* **Objective**
A faithful transcription of all the data is required.
○ ○ ○ ○ ○
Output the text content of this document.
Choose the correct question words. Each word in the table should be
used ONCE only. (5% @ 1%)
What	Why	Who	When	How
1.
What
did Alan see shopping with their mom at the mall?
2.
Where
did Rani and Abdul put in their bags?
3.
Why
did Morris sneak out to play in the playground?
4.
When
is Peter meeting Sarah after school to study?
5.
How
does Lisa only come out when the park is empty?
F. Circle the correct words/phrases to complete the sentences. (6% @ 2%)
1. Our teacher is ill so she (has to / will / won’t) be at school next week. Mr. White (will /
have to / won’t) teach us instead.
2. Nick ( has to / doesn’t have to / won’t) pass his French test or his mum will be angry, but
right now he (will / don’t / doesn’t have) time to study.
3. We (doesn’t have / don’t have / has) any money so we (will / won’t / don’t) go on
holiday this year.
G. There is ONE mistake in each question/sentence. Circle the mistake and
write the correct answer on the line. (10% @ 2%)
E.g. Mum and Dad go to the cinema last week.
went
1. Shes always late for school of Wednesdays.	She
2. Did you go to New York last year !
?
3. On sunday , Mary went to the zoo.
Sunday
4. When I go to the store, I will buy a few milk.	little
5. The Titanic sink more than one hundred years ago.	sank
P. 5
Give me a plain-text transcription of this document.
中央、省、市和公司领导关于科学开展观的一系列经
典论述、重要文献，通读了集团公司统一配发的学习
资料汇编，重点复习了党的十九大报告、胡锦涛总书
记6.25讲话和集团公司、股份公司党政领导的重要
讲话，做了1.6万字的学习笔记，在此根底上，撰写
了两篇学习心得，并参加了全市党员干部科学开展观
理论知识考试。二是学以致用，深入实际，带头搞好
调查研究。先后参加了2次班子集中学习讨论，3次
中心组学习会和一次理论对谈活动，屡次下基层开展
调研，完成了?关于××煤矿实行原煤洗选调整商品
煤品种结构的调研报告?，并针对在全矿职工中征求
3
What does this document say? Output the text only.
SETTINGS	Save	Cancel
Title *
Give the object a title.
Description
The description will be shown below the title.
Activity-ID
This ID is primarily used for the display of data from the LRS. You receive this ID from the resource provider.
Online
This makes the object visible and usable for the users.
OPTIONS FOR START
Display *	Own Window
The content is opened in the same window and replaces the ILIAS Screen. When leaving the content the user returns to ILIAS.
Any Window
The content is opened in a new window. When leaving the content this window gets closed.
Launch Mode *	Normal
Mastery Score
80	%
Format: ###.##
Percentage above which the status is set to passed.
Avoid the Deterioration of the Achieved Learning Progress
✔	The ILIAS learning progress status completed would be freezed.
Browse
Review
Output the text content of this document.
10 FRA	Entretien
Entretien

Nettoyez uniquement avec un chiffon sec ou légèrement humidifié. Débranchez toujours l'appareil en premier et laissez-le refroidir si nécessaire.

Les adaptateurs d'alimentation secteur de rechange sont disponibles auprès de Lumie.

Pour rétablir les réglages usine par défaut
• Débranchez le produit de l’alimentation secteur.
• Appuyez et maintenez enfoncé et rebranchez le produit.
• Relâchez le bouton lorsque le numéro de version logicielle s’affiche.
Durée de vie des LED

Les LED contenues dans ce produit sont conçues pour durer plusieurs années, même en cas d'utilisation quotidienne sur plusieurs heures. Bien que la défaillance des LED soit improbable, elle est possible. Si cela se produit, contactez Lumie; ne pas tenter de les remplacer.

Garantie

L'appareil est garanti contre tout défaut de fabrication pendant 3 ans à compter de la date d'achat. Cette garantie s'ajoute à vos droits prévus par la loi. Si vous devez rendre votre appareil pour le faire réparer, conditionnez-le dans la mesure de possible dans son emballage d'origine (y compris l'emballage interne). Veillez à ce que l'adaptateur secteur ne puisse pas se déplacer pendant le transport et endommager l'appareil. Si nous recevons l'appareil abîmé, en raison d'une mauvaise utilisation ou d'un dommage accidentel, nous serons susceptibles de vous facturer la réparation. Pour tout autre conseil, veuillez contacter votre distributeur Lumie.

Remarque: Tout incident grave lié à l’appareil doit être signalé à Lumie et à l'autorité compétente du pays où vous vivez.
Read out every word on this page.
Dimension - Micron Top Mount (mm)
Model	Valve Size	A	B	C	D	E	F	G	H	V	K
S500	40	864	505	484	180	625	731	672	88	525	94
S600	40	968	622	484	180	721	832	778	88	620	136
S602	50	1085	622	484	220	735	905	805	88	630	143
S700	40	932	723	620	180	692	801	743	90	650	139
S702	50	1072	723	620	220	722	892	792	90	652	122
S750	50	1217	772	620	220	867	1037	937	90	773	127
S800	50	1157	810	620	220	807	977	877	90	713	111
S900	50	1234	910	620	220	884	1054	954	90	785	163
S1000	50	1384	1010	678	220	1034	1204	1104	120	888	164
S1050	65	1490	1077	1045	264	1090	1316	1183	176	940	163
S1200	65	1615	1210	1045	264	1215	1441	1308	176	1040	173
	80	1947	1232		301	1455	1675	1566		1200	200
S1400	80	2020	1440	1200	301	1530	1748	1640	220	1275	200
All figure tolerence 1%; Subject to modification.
○ ○ ○ ○ ○
* **Solution below**
Output the text content of this document.
Choose the correct question words. Each word in the table should be
used ONCE only. (5% @ 1%)
What	Why	Who	When	How
1.
What
did Alan see shopping with their mom at the mall?
2.
Where
did Rani and Abdul put in their bags?
3.
Why
did Morris sneak out to play in the playground?
4.
When
is Peter meeting Sarah after school to study?
5.
How
does Lisa only come out when the park is empty?
F. Circle the correct words/phrases to complete the sentences. (6% @ 2%)
1. Our teacher is ill so she (has to / will / won’t) be at school next week. Mr. White (will /
have to / won’t) teach us instead.
2. Nick ( has to / doesn’t have to / won’t) pass his French test or his mum will be angry, but
right now he (will / don’t / doesn’t have) time to study.
3. We (doesn’t have / don’t have / has) any money so we (will / won’t / don’t) go on
holiday this year.
G. There is ONE mistake in each question/sentence. Circle the mistake and
write the correct answer on the line. (10% @ 2%)
E.g. Mum and Dad go to the cinema last week.
went
1. Shes always late for school of Wednesdays.	She
2. Did you go to New York last year !
?
3. On sunday , Mary went to the zoo.
Sunday
4. When I go to the store, I will buy a few milk.	little
5. The Titanic sink more than one hundred years ago.	sank
P. 5
Give me a plain-text transcription of this document.
中央、省、市和公司领导关于科学开展观的一系列经
典论述、重要文献，通读了集团公司统一配发的学习
资料汇编，重点复习了党的十九大报告、胡锦涛总书
记6.25讲话和集团公司、股份公司党政领导的重要
讲话，做了1.6万字的学习笔记，在此根底上，撰写
了两篇学习心得，并参加了全市党员干部科学开展观
理论知识考试。二是学以致用，深入实际，带头搞好
调查研究。先后参加了2次班子集中学习讨论，3次
中心组学习会和一次理论对谈活动，屡次下基层开展
调研，完成了?关于××煤矿实行原煤洗选调整商品
煤品种结构的调研报告?，并针对在全矿职工中征求
3
What does this document say? Output the text only.
SETTINGS	Save	Cancel
Title *
Give the object a title.
Description
The description will be shown below the title.
Activity-ID
This ID is primarily used for the display of data from the LRS. You receive this ID from the resource provider.
Online
This makes the object visible and usable for the users.
OPTIONS FOR START
Display *	Own Window
The content is opened in the same window and replaces the ILIAS Screen. When leaving the content the user returns to ILIAS.
Any Window
The content is opened in a new window. When leaving the content this window gets closed.
Launch Mode *	Normal
Mastery Score
80	%
Format: ###.##
Percentage above which the status is set to passed.
Avoid the Deterioration of the Achieved Learning Progress
✔	The ILIAS learning progress status completed would be freezed.
Browse
Review
Output the text content of this document.
10 FRA	Entretien
Entretien

Nettoyez uniquement avec un chiffon sec ou légèrement humidifié. Débranchez toujours l'appareil en premier et laissez-le refroidir si nécessaire.

Les adaptateurs d'alimentation secteur de rechange sont disponibles auprès de Lumie.

Pour rétablir les réglages usine par défaut
• Débranchez le produit de l’alimentation secteur.
• Appuyez et maintenez enfoncé et rebranchez le produit.
• Relâchez le bouton lorsque le numéro de version logicielle s’affiche.
Durée de vie des LED

Les LED contenues dans ce produit sont conçues pour durer plusieurs années, même en cas d'utilisation quotidienne sur plusieurs heures. Bien que la défaillance des LED soit improbable, elle est possible. Si cela se produit, contactez Lumie; ne pas tenter de les remplacer.

Garantie

L'appareil est garanti contre tout défaut de fabrication pendant 3 ans à compter de la date d'achat. Cette garantie s'ajoute à vos droits prévus par la loi. Si vous devez rendre votre appareil pour le faire réparer, conditionnez-le dans la mesure de possible dans son emballage d'origine (y compris l'emballage interne). Veillez à ce que l'adaptateur secteur ne puisse pas se déplacer pendant le transport et endommager l'appareil. Si nous recevons l'appareil abîmé, en raison d'une mauvaise utilisation ou d'un dommage accidentel, nous serons susceptibles de vous facturer la réparation. Pour tout autre conseil, veuillez contacter votre distributeur Lumie.

Remarque: Tout incident grave lié à l’appareil doit être signalé à Lumie et à l'autorité compétente du pays où vous vivez.
Read out every word on this page.
Dimension - Micron Top Mount (mm)
Model	Valve Size	A	B	C	D	E	F	G	H	V	K
S500	40	864	505	484	180	625	731	672	88	525	94
S600	40	968	622	484	180	721	832	778	88	620	136
S602	50	1085	622	484	220	735	905	805	88	630	143
S700	40	932	723	620	180	692	801	743	90	650	139
S702	50	1072	723	620	220	722	892	792	90	652	122
S750	50	1217	772	620	220	867	1037	937	90	773	127
S800	50	1157	810	620	220	807	977	877	90	713	111
S900	50	1234	910	620	220	884	1054	954	90	785	163
S1000	50	1384	1010	678	220	1034	1204	1104	120	888	164
S1050	65	1490	1077	1045	264	1090	1316	1183	176	940	163
S1200	65	1615	1210	1045	264	1215	1441	1308	176	1040	173
	80	1947	1232		301	1455	1675	1566		1200	200
S1400	80	2020	1440	1200	301	1530	1748	1640	220	1275	200
All figure tolerence 1%; Subject to modification.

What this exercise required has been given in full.